Given problem:
Render this sentence from the court opinion below in Spanish: "Third, Smith argued that the Maine child support court order was unlawful because it did not state on which provision of law it was based."

Source text:
State v. Smith

LOUIS B. BUTLER, JR., J.

¶ 35. (concurring in part, dissenting in part). The majority concludes that *79whether a "court of competent jurisdiction" issued a child support order is not an element of the crime of failure to pay child support under Wis. Stat. § 948.22. Majority op., ¶ 2. With this conclusion, I agree. The crime of felony child support contains the following elements: (1) that the defendant intentionally failed to provide child support; (2) that the intentional failure to provide support continued for 120 or more consecutive days; and (3) that the defendant knew or reasonably should have known that he was legally obligated to provide child support. See Wis JI — Criminal 2152 (2001); Wis. Stat. § 948.22(l)(a) (2001-02).1

¶ 36. The majority then concludes that because proof that a court of competent jurisdiction issued a child support order is not an element of the offense of failure to pay child support, the circuit court was not required to give the jury instruction requested by Smith in order to satisfy the constitutional requirement that each element of the crime for which a defendant is charged be tendered to the jury. Majority op., ¶ 16. The second conclusion does not follow the first. Even though there is no separate element for a court of competent jurisdiction, Smith has nonetheless been deprived of jury consideration of the first and third elements of the offense as they relate to the validity of a child support order itself. Accordingly, while I agree that the decision of the court of appeals must be reversed with respect to its handling of the sufficiency of the evidence claim,2 I respectfully dissent from that portion of the majority opinion that affirms the trial court.

*80¶ 37. Prior to trial for two counts of failure to pay child support, Timothy Smith challenged the validity of the Maine child support order he was accused of violating on multiple grounds. First, because his divorce took place in the district court of Waldo County, Maine, Smith argued that the Sagadahoc County Superior Court in Maine that issued the child support order was 'not a "court of competent jurisdiction" as that term is used in Wisconsin's failure to pay child support crime.3 See Wis. Stat. § 948.22(l)(a). Second, he argued that the Maine Department of Human Services had no authority to prosecute the Uniform Reciprocal Enforcement of *81Support Act (URESA) petition, rendering the child support order invalid. Third, Smith argued that the Maine child support court order was unlawful because it did not state on which provision of law it was based.

Data section:

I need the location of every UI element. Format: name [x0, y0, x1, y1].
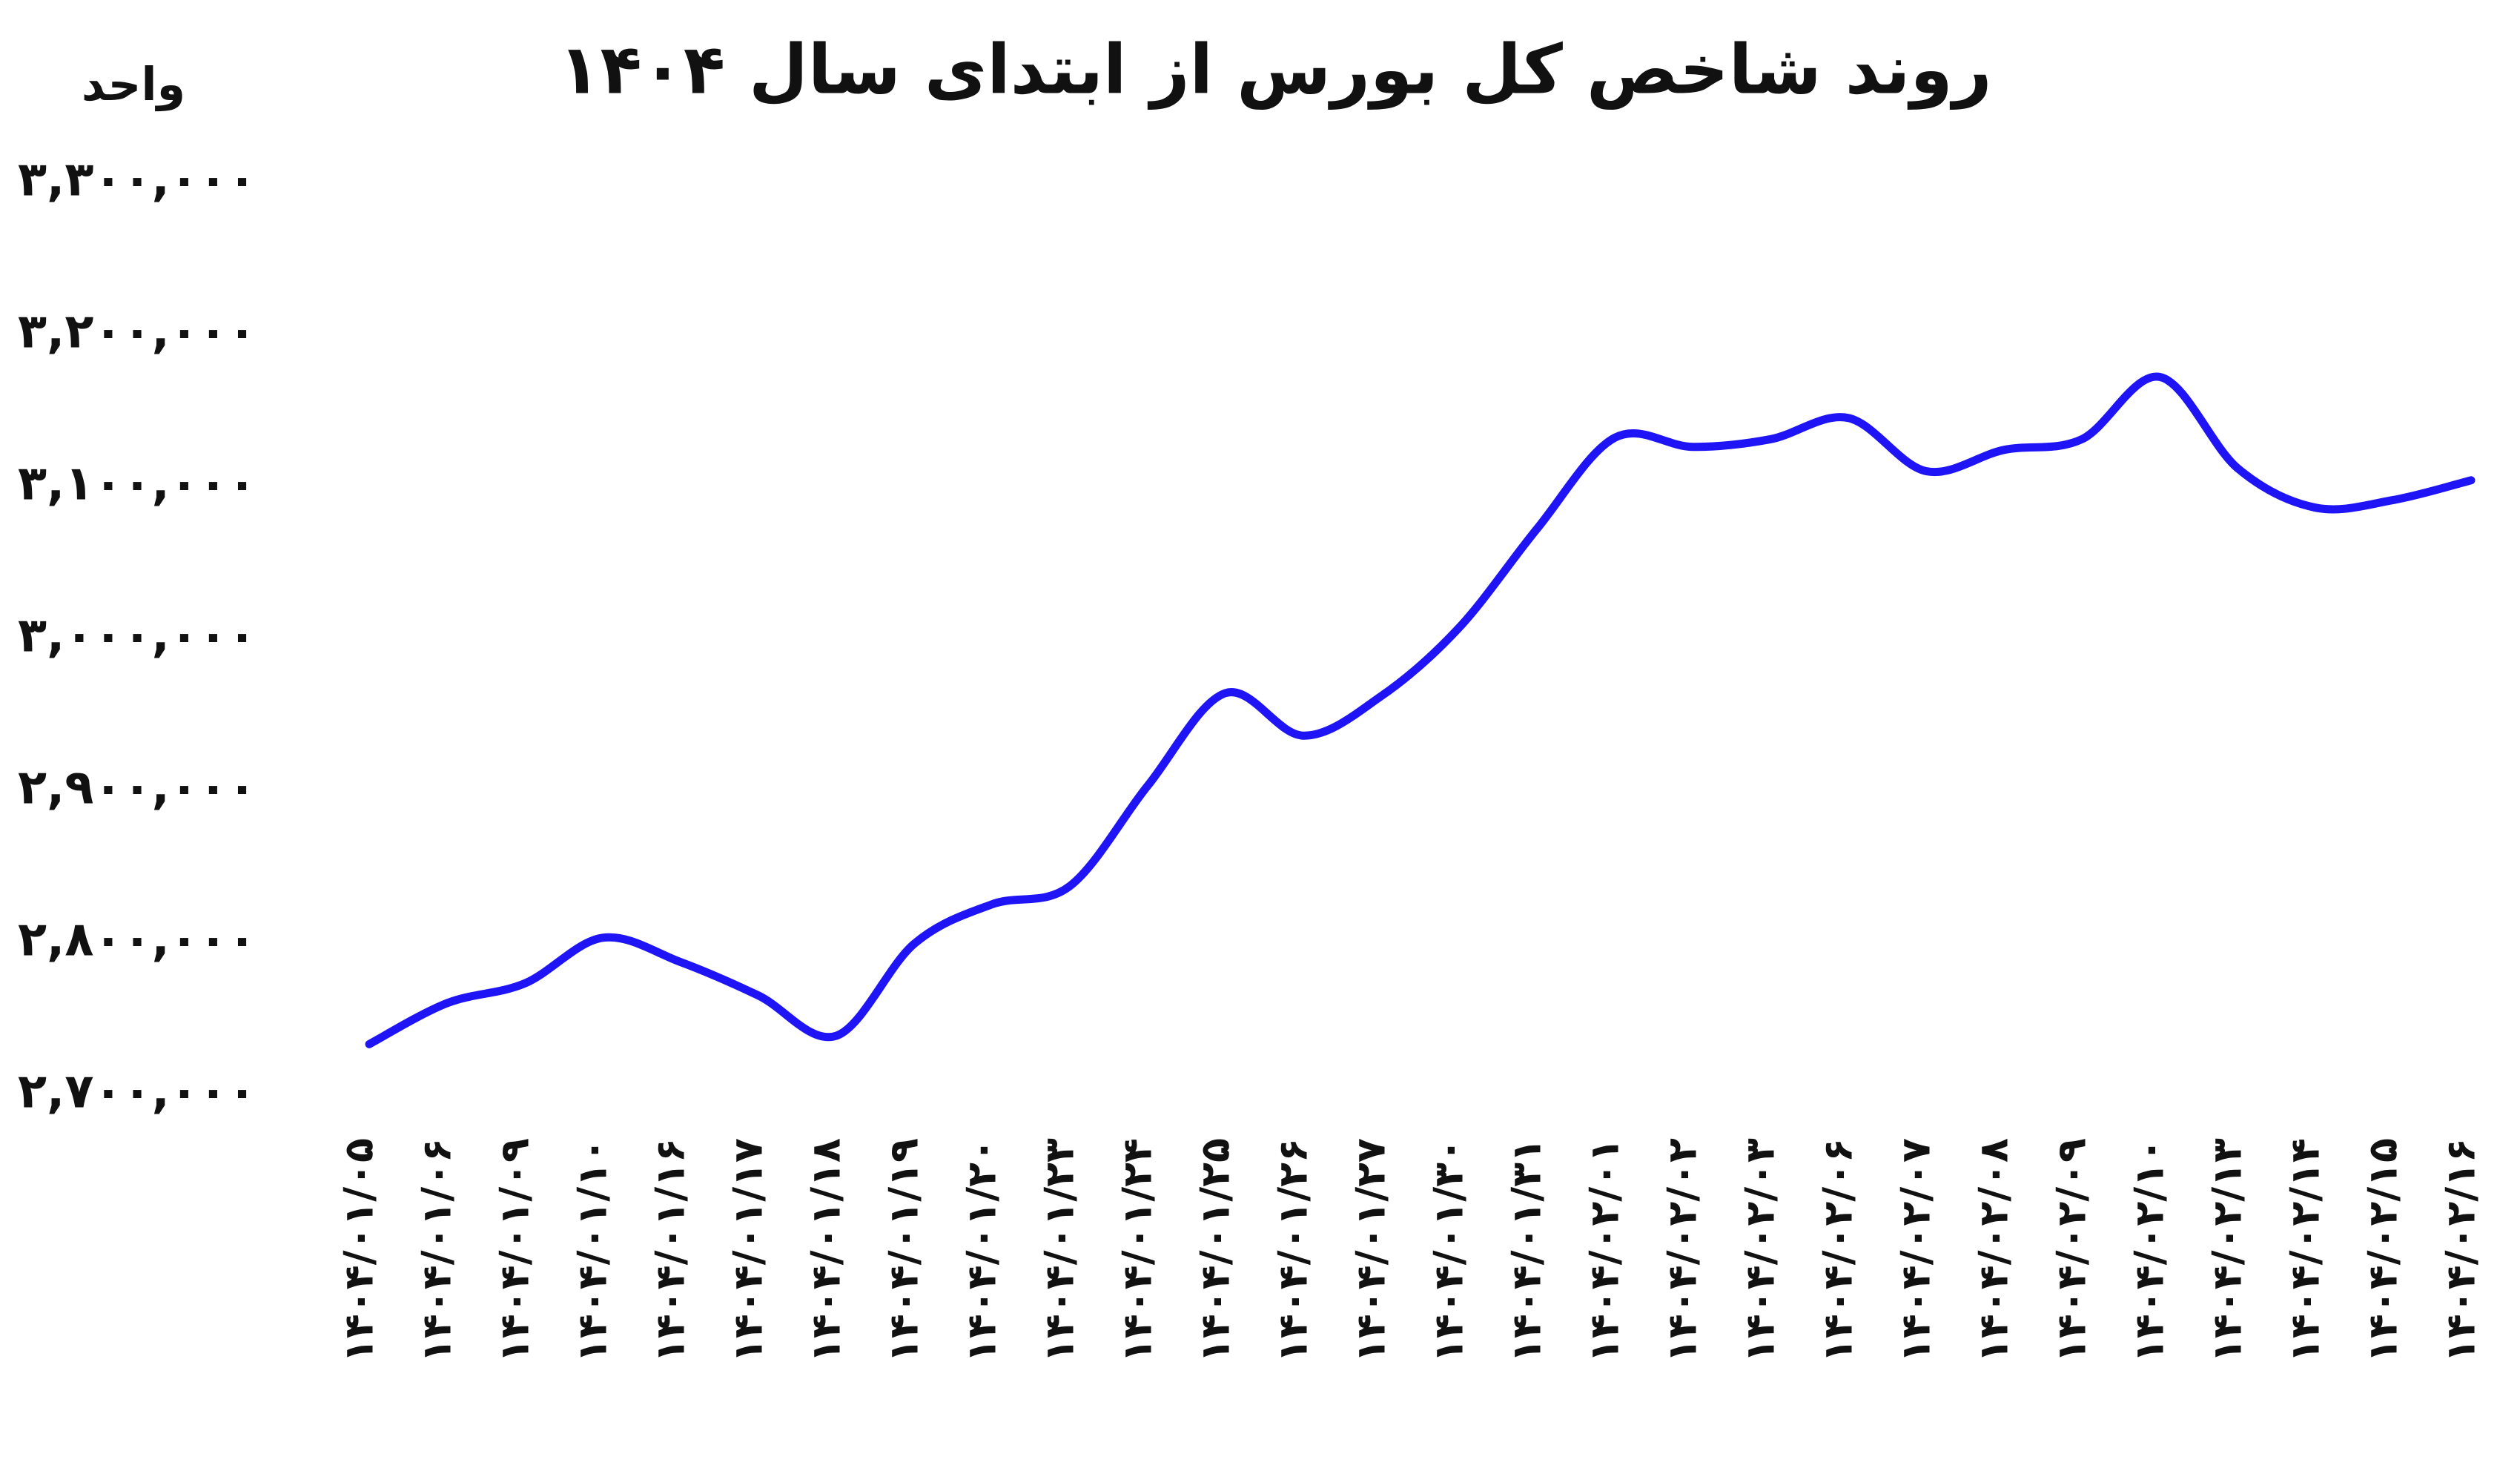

Correct response:
En tercer lugar, Smith argumentó que la orden judicial de manutención infantil de Maine era ilegal porque no indicaba en qué disposición legal se basaba.